▶ _Problem details_
In the data, extract each line that holds the string "this".

<<<<

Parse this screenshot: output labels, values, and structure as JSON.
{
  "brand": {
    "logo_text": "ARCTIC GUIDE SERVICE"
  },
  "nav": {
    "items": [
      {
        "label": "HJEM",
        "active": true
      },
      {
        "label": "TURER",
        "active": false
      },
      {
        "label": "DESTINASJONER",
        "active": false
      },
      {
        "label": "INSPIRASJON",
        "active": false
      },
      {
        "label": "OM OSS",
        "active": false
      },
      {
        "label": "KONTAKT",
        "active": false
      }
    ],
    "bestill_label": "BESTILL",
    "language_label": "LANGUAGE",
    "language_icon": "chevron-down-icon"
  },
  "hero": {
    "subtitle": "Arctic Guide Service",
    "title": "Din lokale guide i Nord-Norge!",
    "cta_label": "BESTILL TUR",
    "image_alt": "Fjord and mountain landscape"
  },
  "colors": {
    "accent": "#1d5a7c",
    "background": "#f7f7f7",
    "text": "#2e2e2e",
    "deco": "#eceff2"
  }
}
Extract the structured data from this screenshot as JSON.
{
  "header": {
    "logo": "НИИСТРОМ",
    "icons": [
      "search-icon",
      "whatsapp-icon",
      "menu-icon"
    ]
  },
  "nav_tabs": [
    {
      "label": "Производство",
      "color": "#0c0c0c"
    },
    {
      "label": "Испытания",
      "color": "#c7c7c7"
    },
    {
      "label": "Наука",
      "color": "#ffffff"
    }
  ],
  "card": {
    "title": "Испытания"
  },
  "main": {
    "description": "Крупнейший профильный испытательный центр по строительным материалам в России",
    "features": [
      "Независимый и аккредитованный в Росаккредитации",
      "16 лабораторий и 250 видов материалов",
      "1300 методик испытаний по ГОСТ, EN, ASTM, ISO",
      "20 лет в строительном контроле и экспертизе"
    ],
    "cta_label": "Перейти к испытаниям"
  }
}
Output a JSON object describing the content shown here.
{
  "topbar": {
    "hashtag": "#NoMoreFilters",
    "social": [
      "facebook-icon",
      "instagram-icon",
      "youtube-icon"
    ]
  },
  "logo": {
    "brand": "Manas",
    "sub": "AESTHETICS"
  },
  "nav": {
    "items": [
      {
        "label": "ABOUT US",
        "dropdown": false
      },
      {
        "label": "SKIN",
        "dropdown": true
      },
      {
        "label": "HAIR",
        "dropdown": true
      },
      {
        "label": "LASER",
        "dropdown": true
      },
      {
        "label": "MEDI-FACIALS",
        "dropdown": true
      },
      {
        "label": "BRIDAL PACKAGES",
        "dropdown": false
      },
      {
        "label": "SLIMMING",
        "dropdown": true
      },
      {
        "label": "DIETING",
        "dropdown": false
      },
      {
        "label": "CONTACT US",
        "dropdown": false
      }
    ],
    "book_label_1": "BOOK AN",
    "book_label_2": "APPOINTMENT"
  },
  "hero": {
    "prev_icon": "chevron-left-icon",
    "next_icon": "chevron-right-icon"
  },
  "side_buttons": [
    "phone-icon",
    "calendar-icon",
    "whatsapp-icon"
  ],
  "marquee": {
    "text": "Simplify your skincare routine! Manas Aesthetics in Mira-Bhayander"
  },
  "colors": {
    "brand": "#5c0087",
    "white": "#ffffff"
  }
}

>>>>

▶ _Worked answer_
Parse this screenshot: output labels, values, and structure as JSON.
Extract the structured data from this screenshot as JSON.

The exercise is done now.